*EXERCISE INPUT*.
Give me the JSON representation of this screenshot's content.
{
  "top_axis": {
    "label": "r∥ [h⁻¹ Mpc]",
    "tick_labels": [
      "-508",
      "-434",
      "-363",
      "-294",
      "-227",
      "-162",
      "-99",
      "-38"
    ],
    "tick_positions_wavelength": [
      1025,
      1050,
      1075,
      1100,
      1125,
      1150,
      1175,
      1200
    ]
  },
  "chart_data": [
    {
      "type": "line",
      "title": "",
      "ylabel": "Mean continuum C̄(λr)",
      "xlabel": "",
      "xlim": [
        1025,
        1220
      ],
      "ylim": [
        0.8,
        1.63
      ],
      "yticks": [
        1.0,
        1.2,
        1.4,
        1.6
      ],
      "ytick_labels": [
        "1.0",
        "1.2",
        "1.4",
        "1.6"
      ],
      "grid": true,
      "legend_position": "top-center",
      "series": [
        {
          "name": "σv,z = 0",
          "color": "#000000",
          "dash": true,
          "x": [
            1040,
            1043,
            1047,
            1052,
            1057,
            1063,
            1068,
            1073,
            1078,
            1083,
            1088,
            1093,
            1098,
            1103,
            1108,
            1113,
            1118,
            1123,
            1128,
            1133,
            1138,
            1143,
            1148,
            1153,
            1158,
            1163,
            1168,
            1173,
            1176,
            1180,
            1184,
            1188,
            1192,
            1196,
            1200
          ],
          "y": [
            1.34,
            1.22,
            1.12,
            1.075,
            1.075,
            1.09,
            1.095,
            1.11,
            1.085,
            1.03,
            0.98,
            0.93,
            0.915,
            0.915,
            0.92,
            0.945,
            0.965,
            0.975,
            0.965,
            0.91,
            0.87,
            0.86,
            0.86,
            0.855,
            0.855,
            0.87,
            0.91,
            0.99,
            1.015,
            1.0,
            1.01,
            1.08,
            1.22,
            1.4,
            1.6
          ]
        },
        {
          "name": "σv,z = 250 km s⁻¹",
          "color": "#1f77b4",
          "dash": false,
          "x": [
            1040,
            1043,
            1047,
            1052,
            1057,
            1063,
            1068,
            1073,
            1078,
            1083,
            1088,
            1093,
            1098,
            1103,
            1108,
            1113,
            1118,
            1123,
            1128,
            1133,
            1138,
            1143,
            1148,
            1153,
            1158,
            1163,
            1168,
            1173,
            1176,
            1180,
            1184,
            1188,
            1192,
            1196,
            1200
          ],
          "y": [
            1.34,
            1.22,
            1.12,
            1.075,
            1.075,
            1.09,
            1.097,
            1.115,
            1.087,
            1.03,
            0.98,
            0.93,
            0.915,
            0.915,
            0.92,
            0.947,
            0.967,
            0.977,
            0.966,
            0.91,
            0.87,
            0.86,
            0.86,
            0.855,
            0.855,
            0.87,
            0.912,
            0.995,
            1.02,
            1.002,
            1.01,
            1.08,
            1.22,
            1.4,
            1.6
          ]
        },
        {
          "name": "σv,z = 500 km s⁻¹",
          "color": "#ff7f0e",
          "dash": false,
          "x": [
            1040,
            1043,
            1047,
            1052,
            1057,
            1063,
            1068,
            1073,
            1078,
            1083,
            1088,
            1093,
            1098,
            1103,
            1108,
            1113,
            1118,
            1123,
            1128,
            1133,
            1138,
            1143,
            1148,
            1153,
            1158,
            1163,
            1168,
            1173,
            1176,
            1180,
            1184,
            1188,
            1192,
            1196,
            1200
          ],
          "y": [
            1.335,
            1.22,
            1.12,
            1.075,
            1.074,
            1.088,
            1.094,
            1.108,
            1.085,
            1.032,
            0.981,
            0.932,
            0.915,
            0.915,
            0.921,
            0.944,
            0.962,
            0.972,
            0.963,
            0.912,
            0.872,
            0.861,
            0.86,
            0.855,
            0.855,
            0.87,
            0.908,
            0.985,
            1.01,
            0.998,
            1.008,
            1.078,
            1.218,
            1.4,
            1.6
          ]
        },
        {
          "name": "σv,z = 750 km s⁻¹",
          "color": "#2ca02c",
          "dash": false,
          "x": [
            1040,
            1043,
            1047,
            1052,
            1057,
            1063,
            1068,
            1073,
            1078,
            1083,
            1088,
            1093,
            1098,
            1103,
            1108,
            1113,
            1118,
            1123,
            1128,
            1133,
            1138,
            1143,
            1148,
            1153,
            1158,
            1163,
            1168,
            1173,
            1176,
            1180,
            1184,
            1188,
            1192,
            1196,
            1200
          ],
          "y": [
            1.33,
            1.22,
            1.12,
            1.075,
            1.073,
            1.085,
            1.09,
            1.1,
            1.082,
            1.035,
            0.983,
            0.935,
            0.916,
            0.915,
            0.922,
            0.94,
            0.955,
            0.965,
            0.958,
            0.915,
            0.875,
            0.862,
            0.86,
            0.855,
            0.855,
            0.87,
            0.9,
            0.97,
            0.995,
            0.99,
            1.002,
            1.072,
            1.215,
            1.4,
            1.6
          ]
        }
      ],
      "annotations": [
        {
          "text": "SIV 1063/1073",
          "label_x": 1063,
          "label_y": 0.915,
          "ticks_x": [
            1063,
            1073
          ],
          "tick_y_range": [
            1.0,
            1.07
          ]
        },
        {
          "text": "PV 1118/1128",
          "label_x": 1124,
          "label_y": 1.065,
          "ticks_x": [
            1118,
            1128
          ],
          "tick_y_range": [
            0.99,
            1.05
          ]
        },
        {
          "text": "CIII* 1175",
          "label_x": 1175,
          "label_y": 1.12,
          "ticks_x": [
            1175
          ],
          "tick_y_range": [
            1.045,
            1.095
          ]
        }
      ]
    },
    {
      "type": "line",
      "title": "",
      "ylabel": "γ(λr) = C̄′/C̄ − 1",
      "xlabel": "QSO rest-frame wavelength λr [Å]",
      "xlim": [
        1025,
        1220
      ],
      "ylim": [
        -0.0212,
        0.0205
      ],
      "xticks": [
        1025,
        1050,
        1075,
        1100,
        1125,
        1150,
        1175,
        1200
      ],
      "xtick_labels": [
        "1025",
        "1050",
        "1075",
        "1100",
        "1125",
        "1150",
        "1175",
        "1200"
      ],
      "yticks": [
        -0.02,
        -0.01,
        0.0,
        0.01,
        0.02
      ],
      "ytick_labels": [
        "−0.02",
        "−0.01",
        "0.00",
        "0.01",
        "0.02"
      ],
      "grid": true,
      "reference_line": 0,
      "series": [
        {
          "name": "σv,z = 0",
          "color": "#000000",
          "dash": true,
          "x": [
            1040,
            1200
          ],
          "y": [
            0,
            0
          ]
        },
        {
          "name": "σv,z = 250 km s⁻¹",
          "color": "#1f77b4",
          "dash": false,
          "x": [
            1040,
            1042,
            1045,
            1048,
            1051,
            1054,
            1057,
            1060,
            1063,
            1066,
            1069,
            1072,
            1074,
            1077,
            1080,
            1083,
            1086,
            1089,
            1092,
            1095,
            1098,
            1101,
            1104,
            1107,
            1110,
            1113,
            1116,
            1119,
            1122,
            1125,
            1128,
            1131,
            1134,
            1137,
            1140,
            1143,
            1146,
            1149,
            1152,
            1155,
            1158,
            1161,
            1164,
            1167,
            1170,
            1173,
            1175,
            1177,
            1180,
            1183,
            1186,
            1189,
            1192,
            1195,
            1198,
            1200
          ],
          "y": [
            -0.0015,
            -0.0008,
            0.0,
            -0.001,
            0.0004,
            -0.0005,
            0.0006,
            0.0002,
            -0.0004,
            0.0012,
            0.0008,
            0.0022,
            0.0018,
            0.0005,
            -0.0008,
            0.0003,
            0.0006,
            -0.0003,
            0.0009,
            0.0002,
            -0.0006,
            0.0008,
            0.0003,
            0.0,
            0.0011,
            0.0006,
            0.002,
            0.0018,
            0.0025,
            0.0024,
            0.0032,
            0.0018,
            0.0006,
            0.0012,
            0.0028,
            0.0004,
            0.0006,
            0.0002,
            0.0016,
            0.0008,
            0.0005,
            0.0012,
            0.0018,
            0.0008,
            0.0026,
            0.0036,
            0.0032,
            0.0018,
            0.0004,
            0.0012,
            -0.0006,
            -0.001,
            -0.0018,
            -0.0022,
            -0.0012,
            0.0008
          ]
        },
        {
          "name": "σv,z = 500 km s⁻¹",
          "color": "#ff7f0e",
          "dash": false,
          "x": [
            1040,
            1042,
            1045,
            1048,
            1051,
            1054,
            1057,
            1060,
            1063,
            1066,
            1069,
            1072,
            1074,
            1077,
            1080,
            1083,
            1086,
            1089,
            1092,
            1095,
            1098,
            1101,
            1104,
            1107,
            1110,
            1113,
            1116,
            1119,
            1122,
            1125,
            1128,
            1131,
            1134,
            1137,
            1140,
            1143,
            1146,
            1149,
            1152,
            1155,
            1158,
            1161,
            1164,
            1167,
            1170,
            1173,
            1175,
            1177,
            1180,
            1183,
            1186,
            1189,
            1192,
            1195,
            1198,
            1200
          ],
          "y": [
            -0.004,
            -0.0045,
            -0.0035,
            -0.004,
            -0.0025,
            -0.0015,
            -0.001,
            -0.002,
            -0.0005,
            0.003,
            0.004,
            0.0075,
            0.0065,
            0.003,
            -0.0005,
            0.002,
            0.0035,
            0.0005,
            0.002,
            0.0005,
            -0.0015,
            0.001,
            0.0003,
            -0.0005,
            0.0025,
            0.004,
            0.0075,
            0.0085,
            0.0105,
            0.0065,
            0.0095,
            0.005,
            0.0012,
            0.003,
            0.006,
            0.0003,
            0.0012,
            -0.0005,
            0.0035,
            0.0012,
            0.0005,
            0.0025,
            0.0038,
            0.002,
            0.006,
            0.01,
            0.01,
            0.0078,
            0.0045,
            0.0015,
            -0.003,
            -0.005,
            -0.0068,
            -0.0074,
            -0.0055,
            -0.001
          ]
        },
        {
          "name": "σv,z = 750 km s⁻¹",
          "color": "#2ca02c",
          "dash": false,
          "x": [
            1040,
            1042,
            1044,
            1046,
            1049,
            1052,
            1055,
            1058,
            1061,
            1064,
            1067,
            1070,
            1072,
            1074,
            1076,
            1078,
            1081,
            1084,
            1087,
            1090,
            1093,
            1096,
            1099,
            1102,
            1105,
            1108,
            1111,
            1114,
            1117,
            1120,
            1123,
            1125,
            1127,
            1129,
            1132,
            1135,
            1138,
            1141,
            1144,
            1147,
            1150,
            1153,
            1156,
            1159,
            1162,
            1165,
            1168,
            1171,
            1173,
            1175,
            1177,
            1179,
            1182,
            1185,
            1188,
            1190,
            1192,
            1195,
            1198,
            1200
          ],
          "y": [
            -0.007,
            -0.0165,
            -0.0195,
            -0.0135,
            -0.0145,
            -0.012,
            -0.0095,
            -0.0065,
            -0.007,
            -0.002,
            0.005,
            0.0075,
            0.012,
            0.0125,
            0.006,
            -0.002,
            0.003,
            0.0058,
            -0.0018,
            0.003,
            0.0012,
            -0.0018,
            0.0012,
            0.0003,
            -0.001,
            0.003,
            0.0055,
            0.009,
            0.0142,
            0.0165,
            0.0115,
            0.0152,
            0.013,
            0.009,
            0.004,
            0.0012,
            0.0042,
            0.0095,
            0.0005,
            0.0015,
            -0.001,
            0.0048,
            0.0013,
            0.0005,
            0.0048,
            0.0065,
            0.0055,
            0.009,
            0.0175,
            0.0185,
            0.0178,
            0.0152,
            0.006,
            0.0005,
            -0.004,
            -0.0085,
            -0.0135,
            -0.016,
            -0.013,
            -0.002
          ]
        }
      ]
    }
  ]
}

*WHAT YOU WILL DO*. Out of the preceding entries, pull every line containing the string "xlabel".

*FINISHED EXERCISE*.
      "xlabel": "",
      "xlabel": "QSO rest-frame wavelength λr [Å]",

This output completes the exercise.